◆ GIVEN EXERCISE
Reply with one number: the count of lines in the records below that hold "навыков".

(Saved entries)
>>>>>

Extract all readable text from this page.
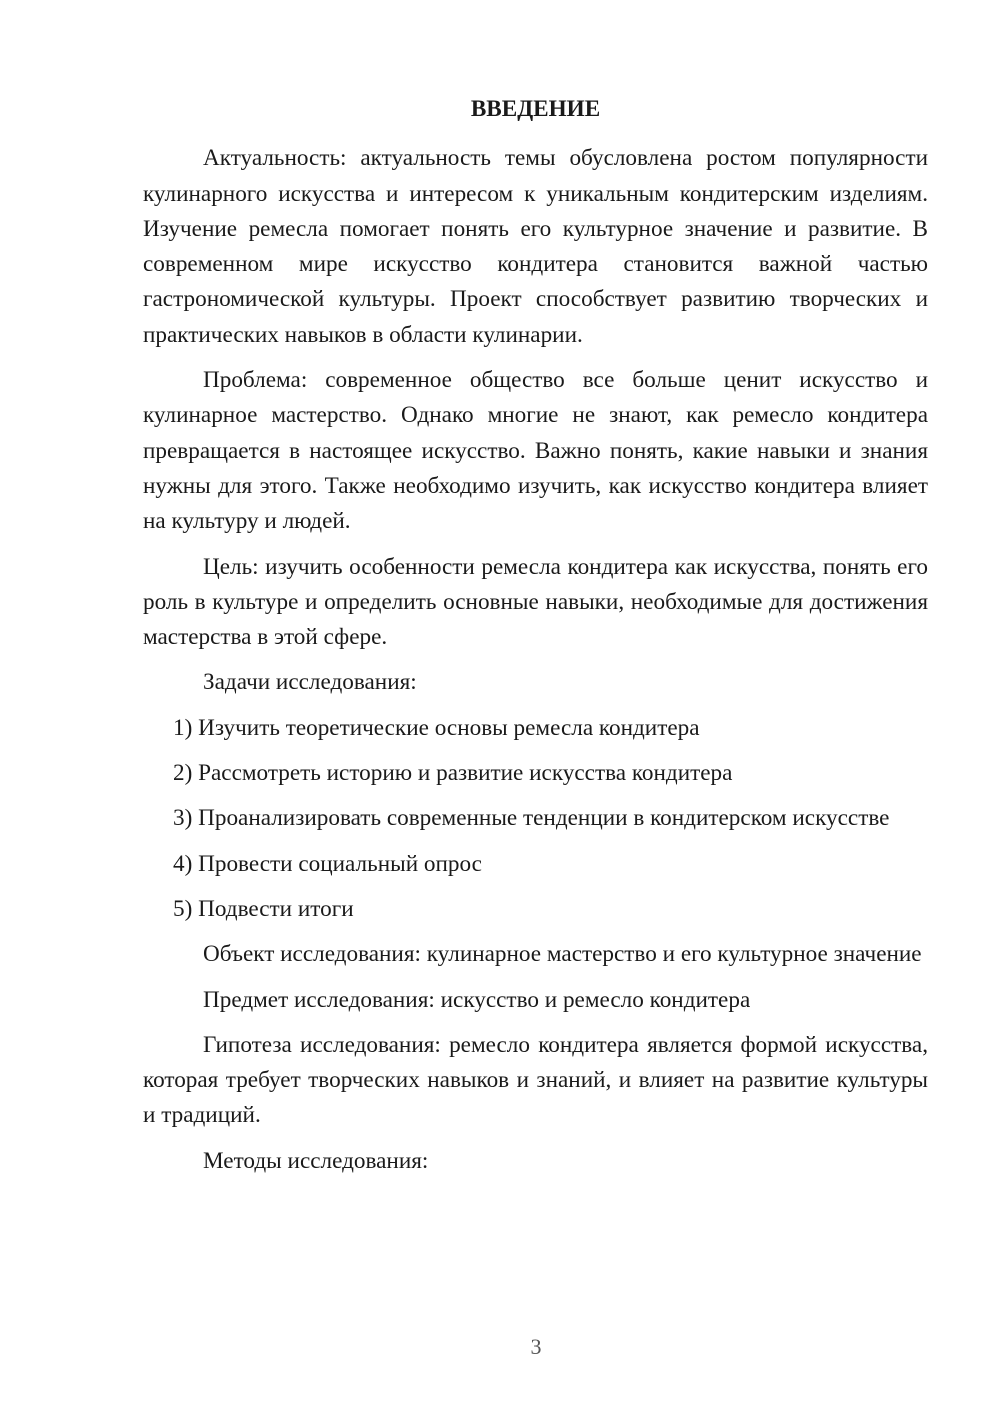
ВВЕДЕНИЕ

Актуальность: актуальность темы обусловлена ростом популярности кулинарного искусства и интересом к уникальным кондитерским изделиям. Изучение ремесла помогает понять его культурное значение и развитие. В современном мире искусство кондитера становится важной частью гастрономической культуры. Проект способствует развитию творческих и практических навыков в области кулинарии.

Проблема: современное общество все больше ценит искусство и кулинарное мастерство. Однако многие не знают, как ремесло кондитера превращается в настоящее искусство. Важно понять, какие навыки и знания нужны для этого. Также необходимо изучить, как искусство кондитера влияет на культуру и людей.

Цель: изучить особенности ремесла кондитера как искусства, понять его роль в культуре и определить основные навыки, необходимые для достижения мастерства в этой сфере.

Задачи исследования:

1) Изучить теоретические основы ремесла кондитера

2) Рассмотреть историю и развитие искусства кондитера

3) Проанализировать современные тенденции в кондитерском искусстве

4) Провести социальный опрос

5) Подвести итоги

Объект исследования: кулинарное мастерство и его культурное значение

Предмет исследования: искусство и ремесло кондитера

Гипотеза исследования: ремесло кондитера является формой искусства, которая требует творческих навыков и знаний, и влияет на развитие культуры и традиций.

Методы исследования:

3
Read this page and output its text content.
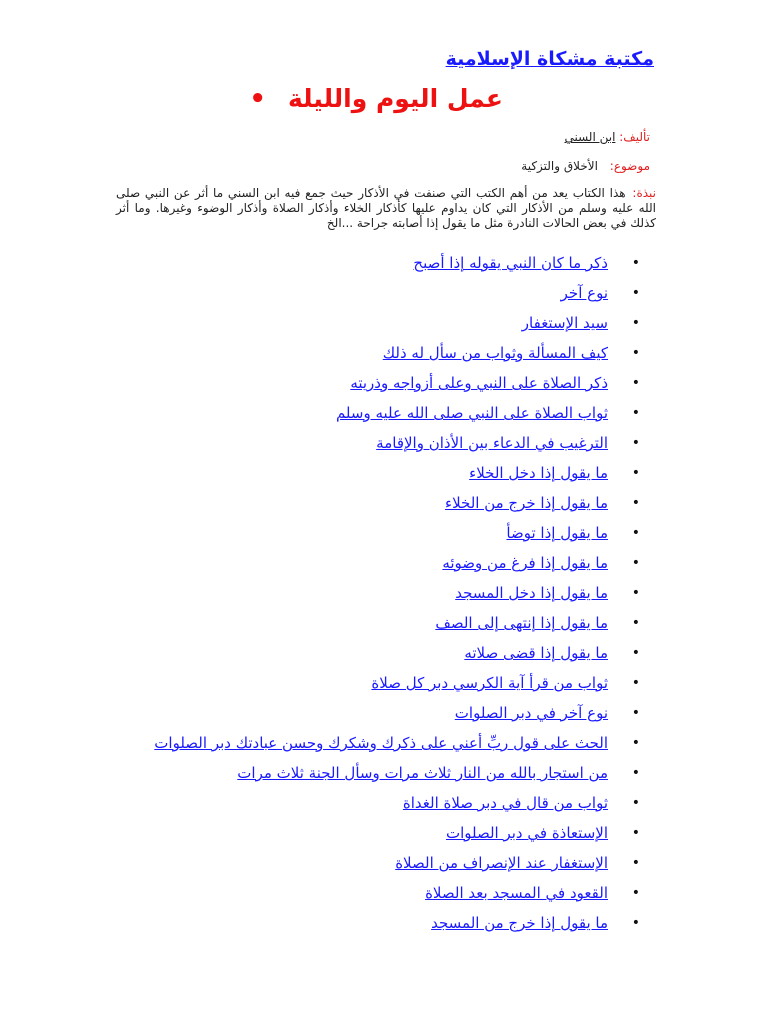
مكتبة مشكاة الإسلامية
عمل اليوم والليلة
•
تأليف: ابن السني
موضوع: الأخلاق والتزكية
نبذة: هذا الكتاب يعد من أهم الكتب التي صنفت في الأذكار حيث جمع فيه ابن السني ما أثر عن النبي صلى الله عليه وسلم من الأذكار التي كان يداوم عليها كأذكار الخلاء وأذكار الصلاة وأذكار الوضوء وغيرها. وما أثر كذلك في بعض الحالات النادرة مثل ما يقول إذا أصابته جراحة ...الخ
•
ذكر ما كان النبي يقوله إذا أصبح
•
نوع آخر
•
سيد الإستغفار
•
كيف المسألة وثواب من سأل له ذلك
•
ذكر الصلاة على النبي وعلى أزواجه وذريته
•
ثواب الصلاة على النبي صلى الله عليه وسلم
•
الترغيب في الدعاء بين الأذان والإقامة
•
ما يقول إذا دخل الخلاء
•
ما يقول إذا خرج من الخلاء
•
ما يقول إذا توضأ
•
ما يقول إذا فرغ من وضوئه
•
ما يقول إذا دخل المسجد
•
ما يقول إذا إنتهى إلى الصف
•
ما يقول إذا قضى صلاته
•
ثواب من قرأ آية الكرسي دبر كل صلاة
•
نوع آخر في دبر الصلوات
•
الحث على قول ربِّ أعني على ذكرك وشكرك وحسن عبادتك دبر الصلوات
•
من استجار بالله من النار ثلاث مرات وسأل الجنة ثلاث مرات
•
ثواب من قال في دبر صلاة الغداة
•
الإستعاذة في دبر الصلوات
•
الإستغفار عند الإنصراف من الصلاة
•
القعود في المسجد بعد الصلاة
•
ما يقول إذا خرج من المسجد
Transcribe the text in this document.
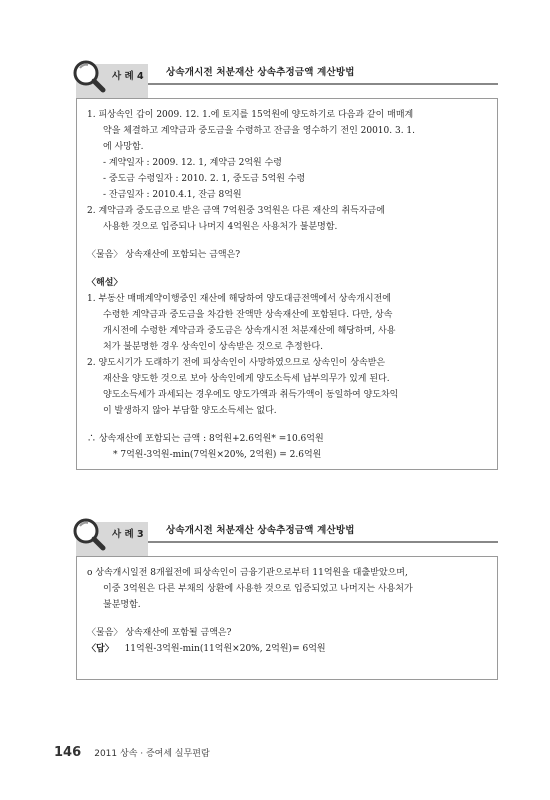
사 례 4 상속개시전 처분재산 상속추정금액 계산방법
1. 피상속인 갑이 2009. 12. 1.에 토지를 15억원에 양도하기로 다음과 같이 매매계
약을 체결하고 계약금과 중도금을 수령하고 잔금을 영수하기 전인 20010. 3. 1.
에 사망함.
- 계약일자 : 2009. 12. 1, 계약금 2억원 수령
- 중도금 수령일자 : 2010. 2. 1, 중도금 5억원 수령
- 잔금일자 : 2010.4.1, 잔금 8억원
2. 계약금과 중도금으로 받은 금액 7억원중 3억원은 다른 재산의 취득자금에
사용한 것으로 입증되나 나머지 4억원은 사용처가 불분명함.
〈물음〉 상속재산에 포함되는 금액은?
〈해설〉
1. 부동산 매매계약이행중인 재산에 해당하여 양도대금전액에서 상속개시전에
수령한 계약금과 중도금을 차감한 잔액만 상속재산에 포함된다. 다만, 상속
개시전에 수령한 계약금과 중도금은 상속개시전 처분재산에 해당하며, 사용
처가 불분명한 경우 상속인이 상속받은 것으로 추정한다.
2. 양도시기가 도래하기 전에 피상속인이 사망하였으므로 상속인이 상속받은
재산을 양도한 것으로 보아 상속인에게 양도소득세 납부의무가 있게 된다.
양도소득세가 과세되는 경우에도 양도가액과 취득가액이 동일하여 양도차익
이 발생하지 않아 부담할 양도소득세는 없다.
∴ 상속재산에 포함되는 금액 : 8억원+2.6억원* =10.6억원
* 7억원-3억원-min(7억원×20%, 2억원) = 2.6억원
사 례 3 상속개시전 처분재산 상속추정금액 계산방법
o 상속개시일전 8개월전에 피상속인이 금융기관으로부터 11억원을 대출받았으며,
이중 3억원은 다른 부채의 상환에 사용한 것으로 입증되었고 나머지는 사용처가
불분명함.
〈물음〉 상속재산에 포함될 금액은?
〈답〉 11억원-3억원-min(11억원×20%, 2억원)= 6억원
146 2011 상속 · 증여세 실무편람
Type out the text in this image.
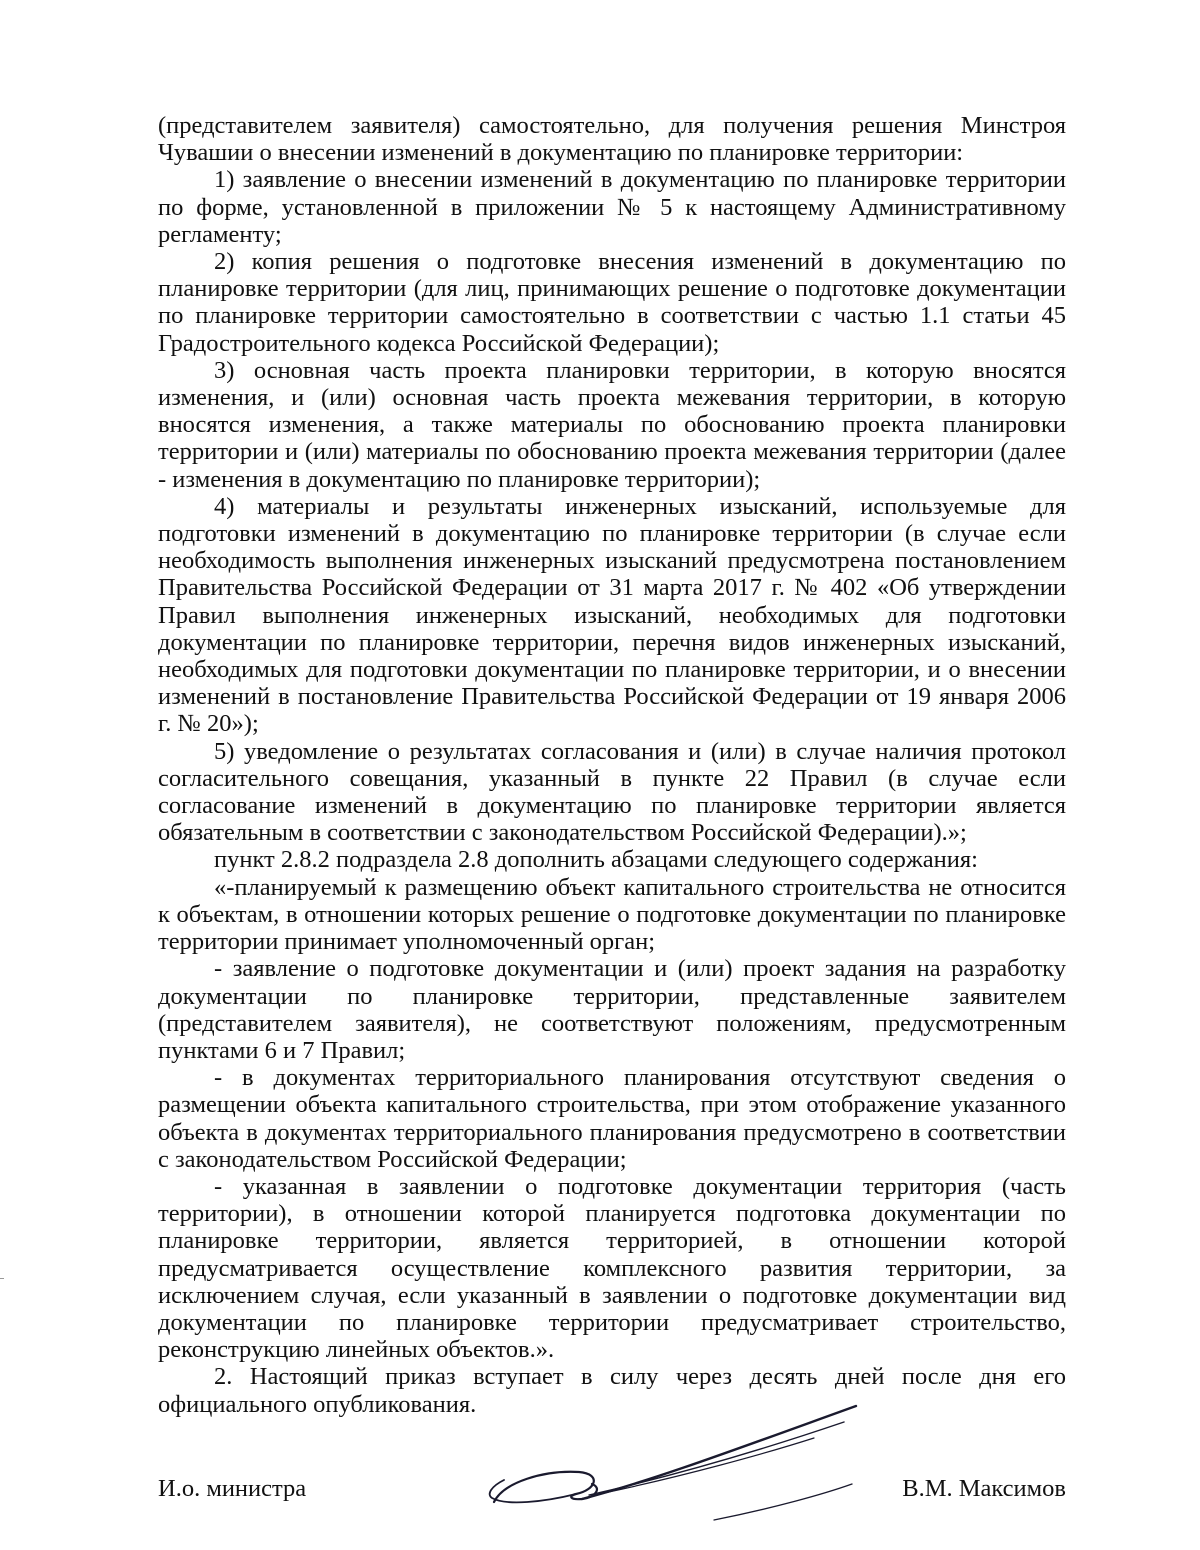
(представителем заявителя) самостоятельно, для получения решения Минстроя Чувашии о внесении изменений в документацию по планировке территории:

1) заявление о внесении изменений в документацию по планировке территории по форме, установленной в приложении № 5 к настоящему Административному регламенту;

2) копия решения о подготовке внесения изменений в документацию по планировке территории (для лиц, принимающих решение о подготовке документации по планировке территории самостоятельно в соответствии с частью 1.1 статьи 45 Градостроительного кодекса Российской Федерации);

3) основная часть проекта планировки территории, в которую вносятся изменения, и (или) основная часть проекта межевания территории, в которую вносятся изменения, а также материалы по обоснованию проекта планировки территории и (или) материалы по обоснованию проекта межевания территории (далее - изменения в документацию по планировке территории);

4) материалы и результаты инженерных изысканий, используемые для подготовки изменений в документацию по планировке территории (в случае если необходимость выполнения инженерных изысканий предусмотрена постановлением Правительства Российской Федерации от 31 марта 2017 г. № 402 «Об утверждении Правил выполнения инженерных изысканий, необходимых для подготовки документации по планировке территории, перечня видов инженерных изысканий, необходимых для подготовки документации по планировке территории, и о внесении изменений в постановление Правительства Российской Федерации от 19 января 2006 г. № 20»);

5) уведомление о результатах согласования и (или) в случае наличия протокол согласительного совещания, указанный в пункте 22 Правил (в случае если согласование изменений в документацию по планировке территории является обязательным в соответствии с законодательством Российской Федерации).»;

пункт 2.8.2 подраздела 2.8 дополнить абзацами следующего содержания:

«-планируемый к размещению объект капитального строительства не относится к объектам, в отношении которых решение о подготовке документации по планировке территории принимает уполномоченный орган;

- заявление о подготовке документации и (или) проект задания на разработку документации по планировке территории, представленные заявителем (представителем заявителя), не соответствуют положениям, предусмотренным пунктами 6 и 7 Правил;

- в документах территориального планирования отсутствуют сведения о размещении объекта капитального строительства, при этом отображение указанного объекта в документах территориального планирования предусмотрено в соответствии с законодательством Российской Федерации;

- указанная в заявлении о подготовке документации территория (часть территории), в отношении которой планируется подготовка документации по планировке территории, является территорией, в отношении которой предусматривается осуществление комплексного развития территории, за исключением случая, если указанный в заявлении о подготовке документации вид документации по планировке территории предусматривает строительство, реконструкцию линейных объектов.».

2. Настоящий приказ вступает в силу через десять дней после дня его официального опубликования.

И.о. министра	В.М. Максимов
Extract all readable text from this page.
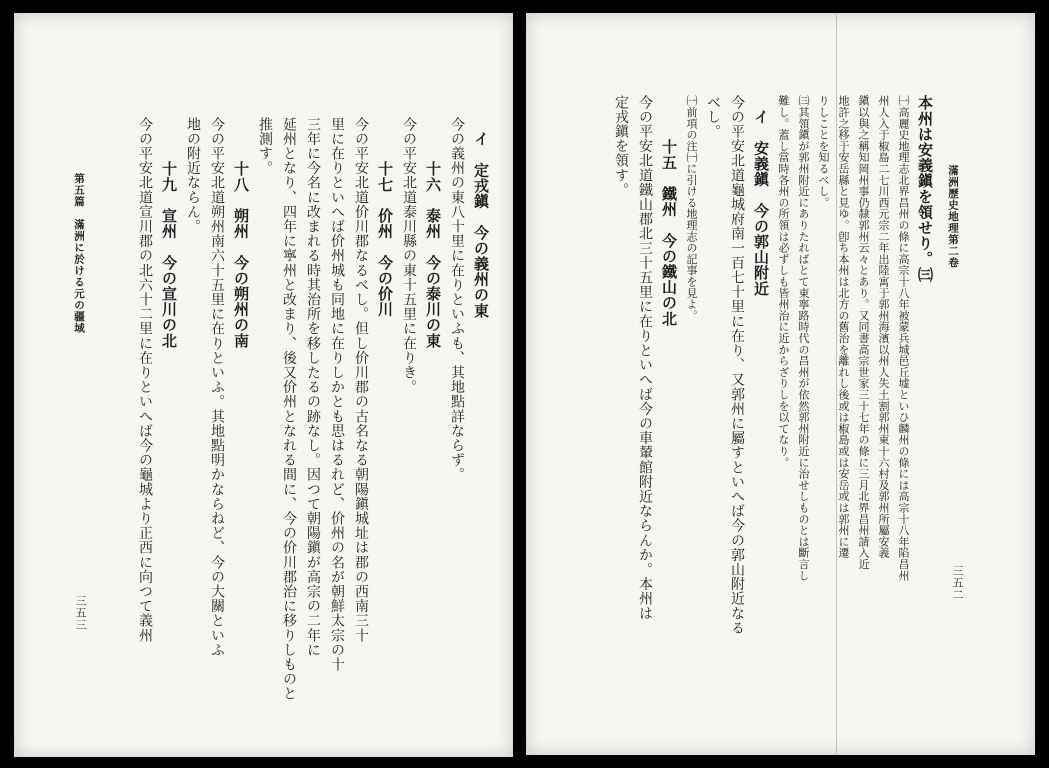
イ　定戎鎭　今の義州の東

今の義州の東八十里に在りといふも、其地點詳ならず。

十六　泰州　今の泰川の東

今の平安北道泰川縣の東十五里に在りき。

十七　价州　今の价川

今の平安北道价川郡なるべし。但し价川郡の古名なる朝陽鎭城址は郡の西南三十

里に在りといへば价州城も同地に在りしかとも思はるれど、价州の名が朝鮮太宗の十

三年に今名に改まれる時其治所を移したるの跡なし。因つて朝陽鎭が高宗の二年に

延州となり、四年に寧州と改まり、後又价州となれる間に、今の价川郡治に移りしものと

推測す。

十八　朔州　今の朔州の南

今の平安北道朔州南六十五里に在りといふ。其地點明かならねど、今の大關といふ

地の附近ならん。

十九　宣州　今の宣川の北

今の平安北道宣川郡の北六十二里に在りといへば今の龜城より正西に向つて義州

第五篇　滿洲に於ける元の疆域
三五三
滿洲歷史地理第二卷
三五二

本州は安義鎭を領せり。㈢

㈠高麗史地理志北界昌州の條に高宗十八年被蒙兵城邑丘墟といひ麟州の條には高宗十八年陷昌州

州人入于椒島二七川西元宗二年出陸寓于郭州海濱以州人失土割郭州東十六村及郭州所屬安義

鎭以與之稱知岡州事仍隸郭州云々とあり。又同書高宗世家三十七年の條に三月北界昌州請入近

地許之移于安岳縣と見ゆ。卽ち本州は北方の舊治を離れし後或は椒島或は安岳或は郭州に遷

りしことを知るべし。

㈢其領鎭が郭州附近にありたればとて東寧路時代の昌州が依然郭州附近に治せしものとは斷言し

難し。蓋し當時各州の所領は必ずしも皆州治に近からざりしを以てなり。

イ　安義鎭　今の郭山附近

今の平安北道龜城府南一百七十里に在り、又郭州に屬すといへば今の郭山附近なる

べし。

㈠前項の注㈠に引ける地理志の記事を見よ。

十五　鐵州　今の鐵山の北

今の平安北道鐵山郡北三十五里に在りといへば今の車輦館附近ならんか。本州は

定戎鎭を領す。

<<<<<

◆ THE RESULT
2